**Aim of the task:**
In the passage on cooling trial recruitment, rewrite the part between "The study design" and "mean bicarbonate 14.8).", inclusive, switching "acidosis" to "metabolic acidosis".

**Page text:**
%%

The study design did not have blood gas criteria as inclusion criteria for outborn babies. This being so, we had mentioned that “there was significant acidosis among inborn babies at admission”. This was not supposed to preclude the presence of acidosis in outborn babies. All the outborn babies recruited had a blood gas at admission (mean time, 3.7 hours of life). All but one of the outborn babies were acidotic at admission (mean base excess -11; mean bicarbonate 14.8).  

Further, if we look at the western trials, the criteria for recruitment were neonatal encephalopathy with the presence of 1 of 4 criteria (low  pH or elevated base excess on cord gas, low APGAR score or need for ventilation at 10 minutes) and not the presence of all 4 [2-5]. We fail to see why the criteria for a trial cannot be designed to suit a local population but must always follow a Western precedent!  We had strict criteria for study entry which was followed to the letter. The ground reality in India is that most of the asphyxiated babies admitted into a neonatal unit are outborn where a cord pH or early blood gas will not be available. For example, during the 6 months of our trial, there were 53 outborn babies as compared to only 15 inborn babies with HIE. We recruited outborn babies with encephalopathy who had needed prolonged resuscitation at birth and this is representative of babies who would benefit from cooling as per the Western data.  It is worth noting that out of the 53 outborn babies with HIE, only 8 reached before 6 hours and could be cooled. This is a major issue that needs to be addressed if cooling is to reach those babies who need it most.

%%

[Dataset items]
%%

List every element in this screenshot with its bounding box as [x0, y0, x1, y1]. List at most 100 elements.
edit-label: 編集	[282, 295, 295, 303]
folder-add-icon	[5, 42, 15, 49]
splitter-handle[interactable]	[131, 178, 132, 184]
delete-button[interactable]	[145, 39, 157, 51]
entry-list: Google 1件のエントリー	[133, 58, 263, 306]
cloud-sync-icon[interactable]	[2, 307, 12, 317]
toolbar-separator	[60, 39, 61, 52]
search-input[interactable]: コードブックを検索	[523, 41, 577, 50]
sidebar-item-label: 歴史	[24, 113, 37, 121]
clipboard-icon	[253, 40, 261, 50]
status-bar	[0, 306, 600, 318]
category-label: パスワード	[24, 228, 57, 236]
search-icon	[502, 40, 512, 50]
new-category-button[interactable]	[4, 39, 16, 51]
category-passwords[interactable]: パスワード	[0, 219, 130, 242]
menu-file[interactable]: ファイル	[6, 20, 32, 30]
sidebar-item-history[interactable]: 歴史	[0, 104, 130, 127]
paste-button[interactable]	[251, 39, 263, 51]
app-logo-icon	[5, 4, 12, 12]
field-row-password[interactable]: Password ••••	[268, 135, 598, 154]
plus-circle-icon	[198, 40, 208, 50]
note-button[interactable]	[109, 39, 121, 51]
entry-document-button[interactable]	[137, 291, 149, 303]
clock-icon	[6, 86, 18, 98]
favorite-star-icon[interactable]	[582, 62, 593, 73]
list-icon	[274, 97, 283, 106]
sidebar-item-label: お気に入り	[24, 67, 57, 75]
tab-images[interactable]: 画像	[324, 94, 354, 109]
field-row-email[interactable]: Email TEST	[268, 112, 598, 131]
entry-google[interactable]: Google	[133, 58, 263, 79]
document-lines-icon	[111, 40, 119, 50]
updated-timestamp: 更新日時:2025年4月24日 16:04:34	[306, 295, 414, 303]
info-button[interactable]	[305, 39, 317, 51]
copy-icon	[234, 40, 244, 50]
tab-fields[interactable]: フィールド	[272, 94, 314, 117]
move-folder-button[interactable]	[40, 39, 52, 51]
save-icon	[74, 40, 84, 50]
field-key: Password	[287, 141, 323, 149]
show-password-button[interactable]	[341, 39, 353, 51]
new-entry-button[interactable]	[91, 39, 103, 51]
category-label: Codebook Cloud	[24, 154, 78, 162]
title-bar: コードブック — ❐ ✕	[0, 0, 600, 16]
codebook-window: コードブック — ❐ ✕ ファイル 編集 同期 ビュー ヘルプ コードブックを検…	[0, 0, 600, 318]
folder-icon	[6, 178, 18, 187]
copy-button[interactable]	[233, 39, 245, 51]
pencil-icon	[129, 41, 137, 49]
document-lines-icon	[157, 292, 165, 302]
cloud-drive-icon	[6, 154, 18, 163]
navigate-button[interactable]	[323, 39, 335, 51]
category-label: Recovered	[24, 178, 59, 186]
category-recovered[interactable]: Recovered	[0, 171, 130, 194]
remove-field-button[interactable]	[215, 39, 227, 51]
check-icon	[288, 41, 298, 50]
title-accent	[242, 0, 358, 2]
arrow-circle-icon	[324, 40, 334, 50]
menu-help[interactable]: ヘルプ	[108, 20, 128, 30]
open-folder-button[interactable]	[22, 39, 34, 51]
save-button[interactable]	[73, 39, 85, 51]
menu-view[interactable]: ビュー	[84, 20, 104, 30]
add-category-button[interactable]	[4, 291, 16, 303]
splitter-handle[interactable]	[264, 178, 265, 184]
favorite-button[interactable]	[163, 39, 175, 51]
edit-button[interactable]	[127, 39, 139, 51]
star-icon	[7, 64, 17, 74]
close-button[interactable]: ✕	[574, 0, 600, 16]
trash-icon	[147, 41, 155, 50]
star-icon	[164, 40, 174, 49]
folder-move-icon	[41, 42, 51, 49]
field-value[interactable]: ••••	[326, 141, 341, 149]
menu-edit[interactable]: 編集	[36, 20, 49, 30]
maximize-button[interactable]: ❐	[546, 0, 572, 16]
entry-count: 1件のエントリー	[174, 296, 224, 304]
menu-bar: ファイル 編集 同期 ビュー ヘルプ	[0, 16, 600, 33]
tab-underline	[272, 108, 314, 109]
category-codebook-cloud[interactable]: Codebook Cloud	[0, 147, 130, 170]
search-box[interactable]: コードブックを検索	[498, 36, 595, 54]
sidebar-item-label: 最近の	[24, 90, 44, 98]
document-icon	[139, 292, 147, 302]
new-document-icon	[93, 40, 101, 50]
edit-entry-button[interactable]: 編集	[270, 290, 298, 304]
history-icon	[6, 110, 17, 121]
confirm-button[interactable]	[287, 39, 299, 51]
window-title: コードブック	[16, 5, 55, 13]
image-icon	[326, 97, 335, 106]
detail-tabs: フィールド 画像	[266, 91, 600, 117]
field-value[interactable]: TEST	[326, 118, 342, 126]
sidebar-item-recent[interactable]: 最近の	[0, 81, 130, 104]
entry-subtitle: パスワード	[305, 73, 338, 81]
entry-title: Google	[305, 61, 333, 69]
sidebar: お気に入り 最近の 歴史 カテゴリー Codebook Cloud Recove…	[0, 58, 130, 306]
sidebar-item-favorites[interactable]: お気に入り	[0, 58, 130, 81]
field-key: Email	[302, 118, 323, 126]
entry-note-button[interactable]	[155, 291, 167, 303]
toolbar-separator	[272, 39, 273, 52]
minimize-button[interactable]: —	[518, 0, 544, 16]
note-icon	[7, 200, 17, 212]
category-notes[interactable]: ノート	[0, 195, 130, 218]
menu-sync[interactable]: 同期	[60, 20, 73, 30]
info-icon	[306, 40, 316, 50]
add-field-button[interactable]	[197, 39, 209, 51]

%%

**Expected answer:**
The study design did not have blood gas criteria as inclusion criteria for outborn babies. This being so, we had mentioned that “there was significant metabolic acidosis among inborn babies at admission”. This was not supposed to preclude the presence of metabolic acidosis in outborn babies. All the outborn babies recruited had a blood gas at admission (mean time, 3.7 hours of life). All but one of the outborn babies were acidotic at admission (mean base excess -11; mean bicarbonate 14.8).